**WHAT IS REQUIRED:** Quote the whole listing verbatim.

(Records)
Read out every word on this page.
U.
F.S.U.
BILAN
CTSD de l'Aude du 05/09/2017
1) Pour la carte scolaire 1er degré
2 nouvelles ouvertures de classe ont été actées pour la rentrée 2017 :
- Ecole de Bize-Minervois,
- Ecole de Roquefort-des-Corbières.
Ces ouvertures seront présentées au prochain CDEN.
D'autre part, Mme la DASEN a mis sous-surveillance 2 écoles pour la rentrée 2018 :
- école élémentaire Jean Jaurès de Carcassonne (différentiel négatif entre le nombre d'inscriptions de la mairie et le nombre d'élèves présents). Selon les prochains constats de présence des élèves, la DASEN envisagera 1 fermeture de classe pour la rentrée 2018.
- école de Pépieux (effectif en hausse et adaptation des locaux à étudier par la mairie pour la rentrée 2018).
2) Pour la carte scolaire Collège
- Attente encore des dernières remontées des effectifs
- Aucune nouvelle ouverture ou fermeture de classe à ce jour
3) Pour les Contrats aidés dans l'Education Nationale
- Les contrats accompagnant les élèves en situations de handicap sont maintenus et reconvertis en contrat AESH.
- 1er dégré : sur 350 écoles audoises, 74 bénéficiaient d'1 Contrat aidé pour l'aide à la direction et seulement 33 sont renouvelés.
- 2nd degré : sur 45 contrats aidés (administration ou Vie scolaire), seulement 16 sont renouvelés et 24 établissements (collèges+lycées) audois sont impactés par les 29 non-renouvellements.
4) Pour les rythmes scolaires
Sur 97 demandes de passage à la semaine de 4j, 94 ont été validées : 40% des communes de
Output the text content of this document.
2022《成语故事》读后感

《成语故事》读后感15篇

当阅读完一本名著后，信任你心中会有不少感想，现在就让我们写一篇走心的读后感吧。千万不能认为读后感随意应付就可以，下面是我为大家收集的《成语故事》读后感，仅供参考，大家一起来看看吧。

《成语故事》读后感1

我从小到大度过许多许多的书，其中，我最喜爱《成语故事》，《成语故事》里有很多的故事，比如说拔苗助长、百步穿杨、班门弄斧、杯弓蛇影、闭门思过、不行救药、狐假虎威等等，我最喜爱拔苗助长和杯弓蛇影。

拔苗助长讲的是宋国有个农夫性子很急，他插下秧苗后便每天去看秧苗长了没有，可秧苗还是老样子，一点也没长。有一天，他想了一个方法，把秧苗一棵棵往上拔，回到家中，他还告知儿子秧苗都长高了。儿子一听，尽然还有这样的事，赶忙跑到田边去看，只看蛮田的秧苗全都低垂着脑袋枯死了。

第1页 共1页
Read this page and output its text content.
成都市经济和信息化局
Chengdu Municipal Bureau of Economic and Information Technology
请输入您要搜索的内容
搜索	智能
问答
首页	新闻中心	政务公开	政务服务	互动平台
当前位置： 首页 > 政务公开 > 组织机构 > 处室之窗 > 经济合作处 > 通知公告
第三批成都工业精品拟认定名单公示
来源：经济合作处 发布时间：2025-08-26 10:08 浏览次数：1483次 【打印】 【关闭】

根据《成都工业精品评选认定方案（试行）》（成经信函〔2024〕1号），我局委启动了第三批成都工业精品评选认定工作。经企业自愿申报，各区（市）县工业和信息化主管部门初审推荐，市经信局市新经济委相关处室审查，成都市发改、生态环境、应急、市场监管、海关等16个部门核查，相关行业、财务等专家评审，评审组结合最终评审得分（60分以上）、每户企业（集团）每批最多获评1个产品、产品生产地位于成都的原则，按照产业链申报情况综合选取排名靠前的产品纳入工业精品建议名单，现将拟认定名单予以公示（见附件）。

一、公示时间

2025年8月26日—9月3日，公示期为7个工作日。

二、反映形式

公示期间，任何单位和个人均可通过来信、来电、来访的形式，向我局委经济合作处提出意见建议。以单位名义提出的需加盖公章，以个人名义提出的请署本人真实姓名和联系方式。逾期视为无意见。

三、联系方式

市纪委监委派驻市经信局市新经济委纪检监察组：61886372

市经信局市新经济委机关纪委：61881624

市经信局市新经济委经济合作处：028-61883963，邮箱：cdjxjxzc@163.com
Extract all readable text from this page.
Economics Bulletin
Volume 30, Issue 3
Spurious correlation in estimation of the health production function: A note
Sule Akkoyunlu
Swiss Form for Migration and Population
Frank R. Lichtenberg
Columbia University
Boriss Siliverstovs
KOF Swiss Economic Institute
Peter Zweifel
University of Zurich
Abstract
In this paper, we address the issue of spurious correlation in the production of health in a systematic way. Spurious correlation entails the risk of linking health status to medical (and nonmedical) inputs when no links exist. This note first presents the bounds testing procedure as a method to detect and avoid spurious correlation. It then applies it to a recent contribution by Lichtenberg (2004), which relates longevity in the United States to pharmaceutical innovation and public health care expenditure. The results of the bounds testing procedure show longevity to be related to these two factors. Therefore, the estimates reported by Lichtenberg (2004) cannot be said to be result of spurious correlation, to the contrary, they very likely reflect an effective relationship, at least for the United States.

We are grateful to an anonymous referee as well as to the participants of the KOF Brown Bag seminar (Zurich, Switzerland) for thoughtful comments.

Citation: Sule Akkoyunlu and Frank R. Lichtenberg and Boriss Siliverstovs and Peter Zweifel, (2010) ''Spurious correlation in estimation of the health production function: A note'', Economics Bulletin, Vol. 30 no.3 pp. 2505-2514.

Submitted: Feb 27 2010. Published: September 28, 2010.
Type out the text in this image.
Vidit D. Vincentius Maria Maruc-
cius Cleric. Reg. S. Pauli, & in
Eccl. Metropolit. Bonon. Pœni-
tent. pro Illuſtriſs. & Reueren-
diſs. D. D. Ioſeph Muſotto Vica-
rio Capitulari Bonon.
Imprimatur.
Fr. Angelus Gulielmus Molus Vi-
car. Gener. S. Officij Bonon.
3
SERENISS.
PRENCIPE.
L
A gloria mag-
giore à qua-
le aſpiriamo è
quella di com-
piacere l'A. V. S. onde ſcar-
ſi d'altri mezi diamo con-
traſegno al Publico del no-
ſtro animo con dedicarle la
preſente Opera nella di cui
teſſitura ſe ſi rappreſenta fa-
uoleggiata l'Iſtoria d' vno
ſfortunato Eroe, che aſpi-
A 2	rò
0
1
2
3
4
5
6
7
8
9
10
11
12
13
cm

**SOLUTION TO THIS TASK:**
Read out every word on this page.
U.
F.S.U.
BILAN
CTSD de l'Aude du 05/09/2017
1) Pour la carte scolaire 1er degré
2 nouvelles ouvertures de classe ont été actées pour la rentrée 2017 :
- Ecole de Bize-Minervois,
- Ecole de Roquefort-des-Corbières.
Ces ouvertures seront présentées au prochain CDEN.
D'autre part, Mme la DASEN a mis sous-surveillance 2 écoles pour la rentrée 2018 :
- école élémentaire Jean Jaurès de Carcassonne (différentiel négatif entre le nombre d'inscriptions de la mairie et le nombre d'élèves présents). Selon les prochains constats de présence des élèves, la DASEN envisagera 1 fermeture de classe pour la rentrée 2018.
- école de Pépieux (effectif en hausse et adaptation des locaux à étudier par la mairie pour la rentrée 2018).
2) Pour la carte scolaire Collège
- Attente encore des dernières remontées des effectifs
- Aucune nouvelle ouverture ou fermeture de classe à ce jour
3) Pour les Contrats aidés dans l'Education Nationale
- Les contrats accompagnant les élèves en situations de handicap sont maintenus et reconvertis en contrat AESH.
- 1er dégré : sur 350 écoles audoises, 74 bénéficiaient d'1 Contrat aidé pour l'aide à la direction et seulement 33 sont renouvelés.
- 2nd degré : sur 45 contrats aidés (administration ou Vie scolaire), seulement 16 sont renouvelés et 24 établissements (collèges+lycées) audois sont impactés par les 29 non-renouvellements.
4) Pour les rythmes scolaires
Sur 97 demandes de passage à la semaine de 4j, 94 ont été validées : 40% des communes de
Output the text content of this document.
2022《成语故事》读后感

《成语故事》读后感15篇

当阅读完一本名著后，信任你心中会有不少感想，现在就让我们写一篇走心的读后感吧。千万不能认为读后感随意应付就可以，下面是我为大家收集的《成语故事》读后感，仅供参考，大家一起来看看吧。

《成语故事》读后感1

我从小到大度过许多许多的书，其中，我最喜爱《成语故事》，《成语故事》里有很多的故事，比如说拔苗助长、百步穿杨、班门弄斧、杯弓蛇影、闭门思过、不行救药、狐假虎威等等，我最喜爱拔苗助长和杯弓蛇影。

拔苗助长讲的是宋国有个农夫性子很急，他插下秧苗后便每天去看秧苗长了没有，可秧苗还是老样子，一点也没长。有一天，他想了一个方法，把秧苗一棵棵往上拔，回到家中，他还告知儿子秧苗都长高了。儿子一听，尽然还有这样的事，赶忙跑到田边去看，只看蛮田的秧苗全都低垂着脑袋枯死了。

第1页 共1页
Read this page and output its text content.
成都市经济和信息化局
Chengdu Municipal Bureau of Economic and Information Technology
请输入您要搜索的内容
搜索	智能
问答
首页	新闻中心	政务公开	政务服务	互动平台
当前位置： 首页 > 政务公开 > 组织机构 > 处室之窗 > 经济合作处 > 通知公告
第三批成都工业精品拟认定名单公示
来源：经济合作处 发布时间：2025-08-26 10:08 浏览次数：1483次 【打印】 【关闭】

根据《成都工业精品评选认定方案（试行）》（成经信函〔2024〕1号），我局委启动了第三批成都工业精品评选认定工作。经企业自愿申报，各区（市）县工业和信息化主管部门初审推荐，市经信局市新经济委相关处室审查，成都市发改、生态环境、应急、市场监管、海关等16个部门核查，相关行业、财务等专家评审，评审组结合最终评审得分（60分以上）、每户企业（集团）每批最多获评1个产品、产品生产地位于成都的原则，按照产业链申报情况综合选取排名靠前的产品纳入工业精品建议名单，现将拟认定名单予以公示（见附件）。

一、公示时间

2025年8月26日—9月3日，公示期为7个工作日。

二、反映形式

公示期间，任何单位和个人均可通过来信、来电、来访的形式，向我局委经济合作处提出意见建议。以单位名义提出的需加盖公章，以个人名义提出的请署本人真实姓名和联系方式。逾期视为无意见。

三、联系方式

市纪委监委派驻市经信局市新经济委纪检监察组：61886372

市经信局市新经济委机关纪委：61881624

市经信局市新经济委经济合作处：028-61883963，邮箱：cdjxjxzc@163.com
Extract all readable text from this page.
Economics Bulletin
Volume 30, Issue 3
Spurious correlation in estimation of the health production function: A note
Sule Akkoyunlu
Swiss Form for Migration and Population
Frank R. Lichtenberg
Columbia University
Boriss Siliverstovs
KOF Swiss Economic Institute
Peter Zweifel
University of Zurich
Abstract
In this paper, we address the issue of spurious correlation in the production of health in a systematic way. Spurious correlation entails the risk of linking health status to medical (and nonmedical) inputs when no links exist. This note first presents the bounds testing procedure as a method to detect and avoid spurious correlation. It then applies it to a recent contribution by Lichtenberg (2004), which relates longevity in the United States to pharmaceutical innovation and public health care expenditure. The results of the bounds testing procedure show longevity to be related to these two factors. Therefore, the estimates reported by Lichtenberg (2004) cannot be said to be result of spurious correlation, to the contrary, they very likely reflect an effective relationship, at least for the United States.

We are grateful to an anonymous referee as well as to the participants of the KOF Brown Bag seminar (Zurich, Switzerland) for thoughtful comments.

Citation: Sule Akkoyunlu and Frank R. Lichtenberg and Boriss Siliverstovs and Peter Zweifel, (2010) ''Spurious correlation in estimation of the health production function: A note'', Economics Bulletin, Vol. 30 no.3 pp. 2505-2514.

Submitted: Feb 27 2010. Published: September 28, 2010.
Type out the text in this image.
Vidit D. Vincentius Maria Maruc-
cius Cleric. Reg. S. Pauli, & in
Eccl. Metropolit. Bonon. Pœni-
tent. pro Illuſtriſs. & Reueren-
diſs. D. D. Ioſeph Muſotto Vica-
rio Capitulari Bonon.
Imprimatur.
Fr. Angelus Gulielmus Molus Vi-
car. Gener. S. Officij Bonon.
3
SERENISS.
PRENCIPE.
L
A gloria mag-
giore à qua-
le aſpiriamo è
quella di com-
piacere l'A. V. S. onde ſcar-
ſi d'altri mezi diamo con-
traſegno al Publico del no-
ſtro animo con dedicarle la
preſente Opera nella di cui
teſſitura ſe ſi rappreſenta fa-
uoleggiata l'Iſtoria d' vno
ſfortunato Eroe, che aſpi-
A 2	rò
0
1
2
3
4
5
6
7
8
9
10
11
12
13
cm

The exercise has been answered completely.